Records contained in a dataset
* * *
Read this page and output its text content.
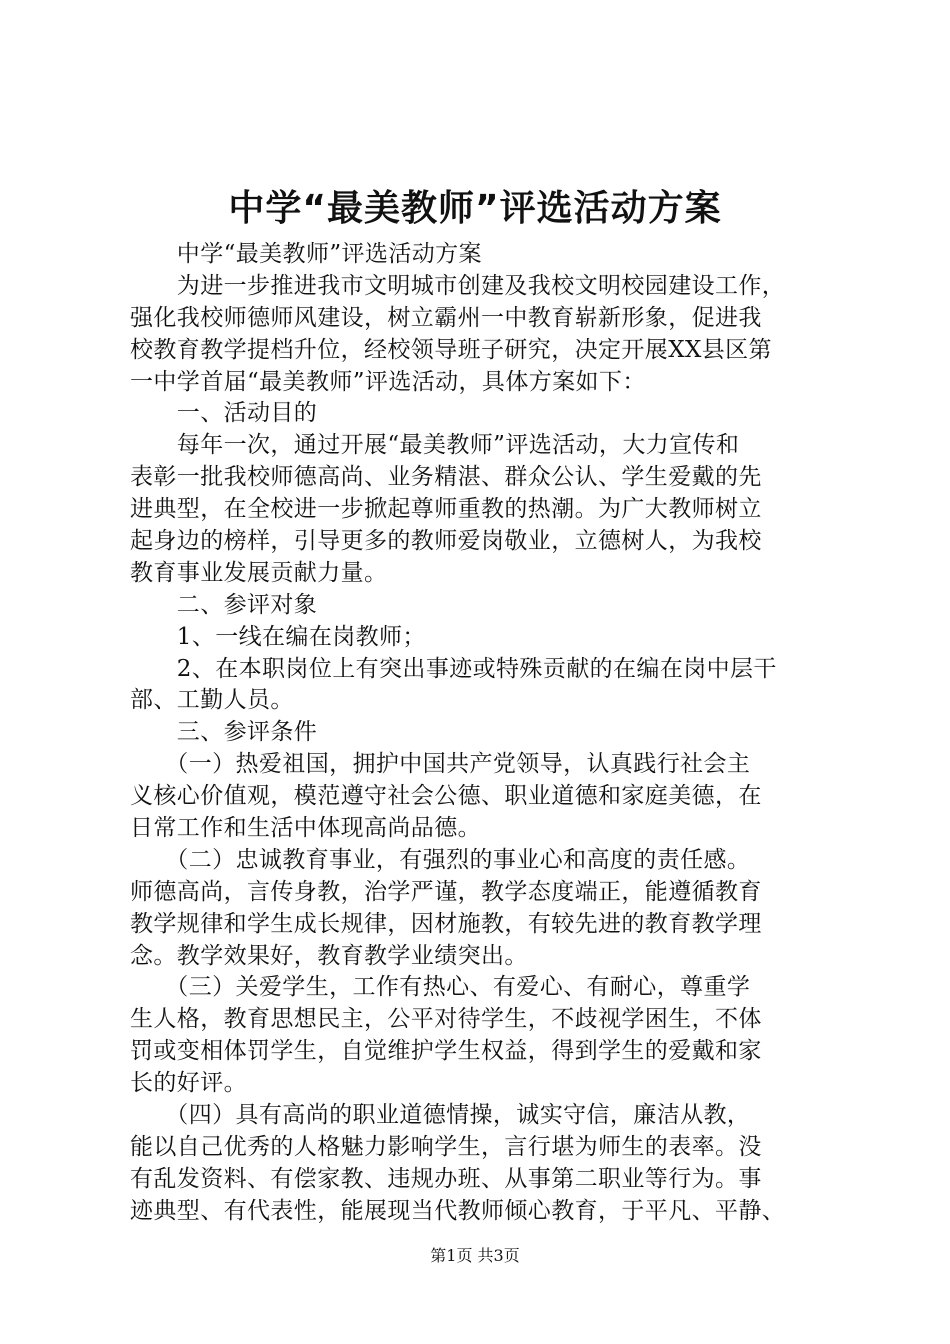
中学“最美教师”评选活动方案
　　中学“最美教师”评选活动方案
　　为进一步推进我市文明城市创建及我校文明校园建设工作，
强化我校师德师风建设，树立霸州一中教育崭新形象，促进我
校教育教学提档升位，经校领导班子研究，决定开展XX县区第
一中学首届“最美教师”评选活动，具体方案如下：
　　一、活动目的
　　每年一次，通过开展“最美教师”评选活动，大力宣传和
表彰一批我校师德高尚、业务精湛、群众公认、学生爱戴的先
进典型，在全校进一步掀起尊师重教的热潮。为广大教师树立
起身边的榜样，引导更多的教师爱岗敬业，立德树人，为我校
教育事业发展贡献力量。
　　二、参评对象
　　1、一线在编在岗教师；
　　2、在本职岗位上有突出事迹或特殊贡献的在编在岗中层干
部、工勤人员。
　　三、参评条件
　　（一）热爱祖国，拥护中国共产党领导，认真践行社会主
义核心价值观，模范遵守社会公德、职业道德和家庭美德，在
日常工作和生活中体现高尚品德。
　　（二）忠诚教育事业，有强烈的事业心和高度的责任感。
师德高尚，言传身教，治学严谨，教学态度端正，能遵循教育
教学规律和学生成长规律，因材施教，有较先进的教育教学理
念。教学效果好，教育教学业绩突出。
　　（三）关爱学生，工作有热心、有爱心、有耐心，尊重学
生人格，教育思想民主，公平对待学生，不歧视学困生，不体
罚或变相体罚学生，自觉维护学生权益，得到学生的爱戴和家
长的好评。
　　（四）具有高尚的职业道德情操，诚实守信，廉洁从教，
能以自己优秀的人格魅力影响学生，言行堪为师生的表率。没
有乱发资料、有偿家教、违规办班、从事第二职业等行为。事
迹典型、有代表性，能展现当代教师倾心教育，于平凡、平静、
第1页 共3页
* * *
Please write out all of the material above without changing a word, and omit any pictures.

§ **Correct answer**
Read this page and output its text content.
中学“最美教师”评选活动方案
　　中学“最美教师”评选活动方案
　　为进一步推进我市文明城市创建及我校文明校园建设工作，
强化我校师德师风建设，树立霸州一中教育崭新形象，促进我
校教育教学提档升位，经校领导班子研究，决定开展XX县区第
一中学首届“最美教师”评选活动，具体方案如下：
　　一、活动目的
　　每年一次，通过开展“最美教师”评选活动，大力宣传和
表彰一批我校师德高尚、业务精湛、群众公认、学生爱戴的先
进典型，在全校进一步掀起尊师重教的热潮。为广大教师树立
起身边的榜样，引导更多的教师爱岗敬业，立德树人，为我校
教育事业发展贡献力量。
　　二、参评对象
　　1、一线在编在岗教师；
　　2、在本职岗位上有突出事迹或特殊贡献的在编在岗中层干
部、工勤人员。
　　三、参评条件
　　（一）热爱祖国，拥护中国共产党领导，认真践行社会主
义核心价值观，模范遵守社会公德、职业道德和家庭美德，在
日常工作和生活中体现高尚品德。
　　（二）忠诚教育事业，有强烈的事业心和高度的责任感。
师德高尚，言传身教，治学严谨，教学态度端正，能遵循教育
教学规律和学生成长规律，因材施教，有较先进的教育教学理
念。教学效果好，教育教学业绩突出。
　　（三）关爱学生，工作有热心、有爱心、有耐心，尊重学
生人格，教育思想民主，公平对待学生，不歧视学困生，不体
罚或变相体罚学生，自觉维护学生权益，得到学生的爱戴和家
长的好评。
　　（四）具有高尚的职业道德情操，诚实守信，廉洁从教，
能以自己优秀的人格魅力影响学生，言行堪为师生的表率。没
有乱发资料、有偿家教、违规办班、从事第二职业等行为。事
迹典型、有代表性，能展现当代教师倾心教育，于平凡、平静、
第1页 共3页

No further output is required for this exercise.